Exercise directions | Lines containing "Link" are to be counted. Report the count alone.

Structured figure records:
------------------------------------------------
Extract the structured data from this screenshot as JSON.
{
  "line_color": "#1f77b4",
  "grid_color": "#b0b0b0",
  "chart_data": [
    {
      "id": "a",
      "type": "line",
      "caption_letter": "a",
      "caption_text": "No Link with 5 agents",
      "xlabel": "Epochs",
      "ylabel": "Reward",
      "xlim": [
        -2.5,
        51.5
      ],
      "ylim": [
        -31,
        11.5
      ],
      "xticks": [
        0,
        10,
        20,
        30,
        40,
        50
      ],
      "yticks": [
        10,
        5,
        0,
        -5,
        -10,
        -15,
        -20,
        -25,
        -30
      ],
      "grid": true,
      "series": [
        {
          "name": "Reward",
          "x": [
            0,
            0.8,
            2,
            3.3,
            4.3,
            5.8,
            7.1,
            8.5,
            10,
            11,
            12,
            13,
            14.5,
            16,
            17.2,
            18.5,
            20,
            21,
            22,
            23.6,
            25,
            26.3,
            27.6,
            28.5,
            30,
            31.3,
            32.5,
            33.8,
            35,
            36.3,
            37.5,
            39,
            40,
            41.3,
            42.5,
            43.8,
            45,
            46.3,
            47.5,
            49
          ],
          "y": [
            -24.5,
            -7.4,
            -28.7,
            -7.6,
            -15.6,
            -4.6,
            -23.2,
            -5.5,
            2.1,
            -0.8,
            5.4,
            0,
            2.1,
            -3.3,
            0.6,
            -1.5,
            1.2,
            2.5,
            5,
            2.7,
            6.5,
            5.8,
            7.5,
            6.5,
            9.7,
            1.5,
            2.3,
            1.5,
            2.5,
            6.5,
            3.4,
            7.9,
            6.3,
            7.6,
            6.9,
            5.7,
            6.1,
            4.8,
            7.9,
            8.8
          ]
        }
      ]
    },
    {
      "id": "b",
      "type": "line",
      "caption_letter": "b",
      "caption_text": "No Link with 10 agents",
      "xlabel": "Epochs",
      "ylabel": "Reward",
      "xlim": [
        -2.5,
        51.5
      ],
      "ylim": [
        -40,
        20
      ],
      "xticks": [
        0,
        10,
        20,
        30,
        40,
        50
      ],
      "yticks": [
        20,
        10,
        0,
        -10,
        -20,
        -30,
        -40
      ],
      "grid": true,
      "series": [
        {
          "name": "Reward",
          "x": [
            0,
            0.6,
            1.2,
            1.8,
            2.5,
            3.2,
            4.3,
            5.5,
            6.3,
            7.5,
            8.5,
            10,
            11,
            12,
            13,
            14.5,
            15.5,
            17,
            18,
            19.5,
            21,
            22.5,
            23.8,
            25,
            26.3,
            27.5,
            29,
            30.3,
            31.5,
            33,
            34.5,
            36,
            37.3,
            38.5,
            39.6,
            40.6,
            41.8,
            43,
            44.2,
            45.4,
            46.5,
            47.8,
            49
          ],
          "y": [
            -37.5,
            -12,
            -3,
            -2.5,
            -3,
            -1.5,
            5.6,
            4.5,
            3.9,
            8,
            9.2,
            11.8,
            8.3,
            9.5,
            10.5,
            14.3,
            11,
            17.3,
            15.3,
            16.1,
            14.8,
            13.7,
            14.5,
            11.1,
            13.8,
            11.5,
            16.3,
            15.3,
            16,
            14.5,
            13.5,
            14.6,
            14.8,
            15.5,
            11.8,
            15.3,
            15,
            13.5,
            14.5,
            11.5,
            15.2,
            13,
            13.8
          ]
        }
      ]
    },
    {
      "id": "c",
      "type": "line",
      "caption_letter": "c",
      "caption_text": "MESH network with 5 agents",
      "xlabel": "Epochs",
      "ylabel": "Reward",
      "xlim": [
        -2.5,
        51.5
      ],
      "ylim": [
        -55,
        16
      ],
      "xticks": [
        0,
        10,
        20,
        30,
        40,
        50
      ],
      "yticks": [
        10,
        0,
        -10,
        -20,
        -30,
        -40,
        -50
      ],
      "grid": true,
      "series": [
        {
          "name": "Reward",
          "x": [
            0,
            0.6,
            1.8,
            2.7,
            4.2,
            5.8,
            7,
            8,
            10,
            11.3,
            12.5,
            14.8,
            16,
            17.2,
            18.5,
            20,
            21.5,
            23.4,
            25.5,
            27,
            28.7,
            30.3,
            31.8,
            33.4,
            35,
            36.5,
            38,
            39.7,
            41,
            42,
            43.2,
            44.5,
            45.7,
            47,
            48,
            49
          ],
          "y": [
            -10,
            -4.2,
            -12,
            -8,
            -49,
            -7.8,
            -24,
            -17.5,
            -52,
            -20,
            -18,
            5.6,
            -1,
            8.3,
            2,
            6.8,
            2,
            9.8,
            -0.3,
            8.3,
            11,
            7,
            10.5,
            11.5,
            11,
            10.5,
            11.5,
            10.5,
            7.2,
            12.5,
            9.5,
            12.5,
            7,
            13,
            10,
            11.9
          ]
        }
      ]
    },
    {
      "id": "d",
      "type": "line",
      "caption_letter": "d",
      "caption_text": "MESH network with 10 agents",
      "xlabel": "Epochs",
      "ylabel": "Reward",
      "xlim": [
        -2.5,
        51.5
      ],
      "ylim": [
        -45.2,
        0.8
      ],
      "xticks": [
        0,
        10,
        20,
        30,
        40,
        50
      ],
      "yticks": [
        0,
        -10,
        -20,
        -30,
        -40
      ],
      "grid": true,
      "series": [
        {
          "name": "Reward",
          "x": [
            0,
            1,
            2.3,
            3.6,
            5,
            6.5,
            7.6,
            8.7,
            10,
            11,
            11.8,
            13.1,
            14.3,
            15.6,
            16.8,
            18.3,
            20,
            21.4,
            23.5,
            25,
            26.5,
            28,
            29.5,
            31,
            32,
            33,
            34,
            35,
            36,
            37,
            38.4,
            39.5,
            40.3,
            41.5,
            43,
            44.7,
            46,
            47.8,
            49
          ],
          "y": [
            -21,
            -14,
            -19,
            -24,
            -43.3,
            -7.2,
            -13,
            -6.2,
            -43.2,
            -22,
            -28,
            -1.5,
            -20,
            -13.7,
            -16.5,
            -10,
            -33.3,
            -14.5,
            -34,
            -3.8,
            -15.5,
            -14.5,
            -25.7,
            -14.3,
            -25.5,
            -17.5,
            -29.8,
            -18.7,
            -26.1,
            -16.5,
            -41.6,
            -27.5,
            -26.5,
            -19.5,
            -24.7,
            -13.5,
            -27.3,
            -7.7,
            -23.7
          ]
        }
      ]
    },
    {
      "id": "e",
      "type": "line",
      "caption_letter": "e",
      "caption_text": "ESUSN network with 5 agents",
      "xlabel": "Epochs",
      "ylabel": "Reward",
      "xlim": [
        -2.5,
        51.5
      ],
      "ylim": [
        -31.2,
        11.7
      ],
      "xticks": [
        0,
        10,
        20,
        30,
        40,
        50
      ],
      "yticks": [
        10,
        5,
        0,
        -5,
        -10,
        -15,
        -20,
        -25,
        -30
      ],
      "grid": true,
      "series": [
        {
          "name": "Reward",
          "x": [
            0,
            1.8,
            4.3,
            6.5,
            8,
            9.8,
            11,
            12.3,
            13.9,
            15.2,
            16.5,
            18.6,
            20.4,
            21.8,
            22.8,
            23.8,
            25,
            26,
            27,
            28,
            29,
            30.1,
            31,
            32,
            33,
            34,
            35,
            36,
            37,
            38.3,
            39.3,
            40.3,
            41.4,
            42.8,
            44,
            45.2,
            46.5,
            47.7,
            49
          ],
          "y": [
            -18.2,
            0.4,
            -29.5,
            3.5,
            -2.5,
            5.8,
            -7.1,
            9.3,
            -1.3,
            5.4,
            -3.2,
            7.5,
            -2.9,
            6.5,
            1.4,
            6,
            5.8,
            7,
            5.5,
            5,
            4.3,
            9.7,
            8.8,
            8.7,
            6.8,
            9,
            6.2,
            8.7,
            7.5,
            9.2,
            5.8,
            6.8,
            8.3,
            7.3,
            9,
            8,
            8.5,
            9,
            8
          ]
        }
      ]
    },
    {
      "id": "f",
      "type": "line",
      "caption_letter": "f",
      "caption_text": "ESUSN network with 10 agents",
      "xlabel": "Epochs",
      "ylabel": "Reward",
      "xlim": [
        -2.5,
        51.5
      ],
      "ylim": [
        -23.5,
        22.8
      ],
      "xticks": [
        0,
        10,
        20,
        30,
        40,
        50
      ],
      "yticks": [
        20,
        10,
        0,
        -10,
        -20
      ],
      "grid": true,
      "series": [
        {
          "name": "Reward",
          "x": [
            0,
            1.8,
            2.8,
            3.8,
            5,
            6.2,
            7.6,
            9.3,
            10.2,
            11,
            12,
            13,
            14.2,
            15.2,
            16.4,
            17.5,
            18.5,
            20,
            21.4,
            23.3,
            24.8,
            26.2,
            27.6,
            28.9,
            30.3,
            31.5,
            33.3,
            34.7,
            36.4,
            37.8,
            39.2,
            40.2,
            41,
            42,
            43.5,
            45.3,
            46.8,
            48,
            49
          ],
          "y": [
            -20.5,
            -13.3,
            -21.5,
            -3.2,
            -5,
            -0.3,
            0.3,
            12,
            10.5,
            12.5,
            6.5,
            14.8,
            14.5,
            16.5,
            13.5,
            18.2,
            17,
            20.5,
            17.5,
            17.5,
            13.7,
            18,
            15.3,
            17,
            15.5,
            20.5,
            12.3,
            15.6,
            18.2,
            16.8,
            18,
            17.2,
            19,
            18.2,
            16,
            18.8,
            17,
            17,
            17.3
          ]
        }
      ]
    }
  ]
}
------------------------------------------------
Finished answer | 2